Task to carry out
Go through the listing below and gather every line with the word "this".

►

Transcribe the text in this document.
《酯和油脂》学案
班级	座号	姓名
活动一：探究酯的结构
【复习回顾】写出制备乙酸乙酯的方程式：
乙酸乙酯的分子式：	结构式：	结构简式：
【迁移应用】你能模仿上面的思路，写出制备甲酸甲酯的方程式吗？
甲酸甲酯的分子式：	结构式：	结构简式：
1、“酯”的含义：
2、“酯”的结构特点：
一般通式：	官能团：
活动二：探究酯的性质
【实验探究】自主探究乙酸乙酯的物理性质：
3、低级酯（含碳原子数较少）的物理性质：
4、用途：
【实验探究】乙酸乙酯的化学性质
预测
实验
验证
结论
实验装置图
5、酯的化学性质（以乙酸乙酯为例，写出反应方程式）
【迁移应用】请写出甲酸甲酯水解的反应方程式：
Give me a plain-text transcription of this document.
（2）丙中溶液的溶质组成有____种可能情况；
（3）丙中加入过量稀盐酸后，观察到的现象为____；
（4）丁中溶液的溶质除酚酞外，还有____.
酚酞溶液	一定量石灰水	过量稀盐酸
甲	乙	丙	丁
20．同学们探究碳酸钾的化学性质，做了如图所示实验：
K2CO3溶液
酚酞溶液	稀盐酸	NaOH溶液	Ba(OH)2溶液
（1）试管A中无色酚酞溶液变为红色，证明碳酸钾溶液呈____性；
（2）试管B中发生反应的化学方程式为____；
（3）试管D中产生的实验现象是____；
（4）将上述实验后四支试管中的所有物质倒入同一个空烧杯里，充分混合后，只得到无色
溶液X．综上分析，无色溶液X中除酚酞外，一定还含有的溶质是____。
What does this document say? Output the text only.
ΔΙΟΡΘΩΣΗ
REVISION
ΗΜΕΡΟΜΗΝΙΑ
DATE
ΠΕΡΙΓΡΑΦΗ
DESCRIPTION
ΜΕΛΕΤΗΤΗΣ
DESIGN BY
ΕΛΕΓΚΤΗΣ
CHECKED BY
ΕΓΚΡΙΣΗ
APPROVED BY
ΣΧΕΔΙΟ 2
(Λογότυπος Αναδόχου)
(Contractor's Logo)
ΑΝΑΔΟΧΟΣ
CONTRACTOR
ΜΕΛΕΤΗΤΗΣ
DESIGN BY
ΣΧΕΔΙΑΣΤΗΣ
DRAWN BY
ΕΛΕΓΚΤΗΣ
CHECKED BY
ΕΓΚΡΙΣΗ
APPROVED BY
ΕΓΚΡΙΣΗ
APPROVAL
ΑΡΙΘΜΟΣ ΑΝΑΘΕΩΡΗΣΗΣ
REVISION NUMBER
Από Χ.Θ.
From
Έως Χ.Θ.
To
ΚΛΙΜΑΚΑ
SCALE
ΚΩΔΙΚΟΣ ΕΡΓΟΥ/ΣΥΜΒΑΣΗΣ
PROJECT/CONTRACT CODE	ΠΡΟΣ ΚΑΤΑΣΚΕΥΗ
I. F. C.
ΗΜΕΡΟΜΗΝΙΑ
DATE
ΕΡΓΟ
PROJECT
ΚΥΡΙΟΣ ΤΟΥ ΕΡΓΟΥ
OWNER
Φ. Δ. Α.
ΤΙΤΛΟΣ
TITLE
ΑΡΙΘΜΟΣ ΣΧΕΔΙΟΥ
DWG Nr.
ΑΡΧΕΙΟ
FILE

◄

Correct output
Transcribe the text in this document.
Give me a plain-text transcription of this document.
What does this document say? Output the text only.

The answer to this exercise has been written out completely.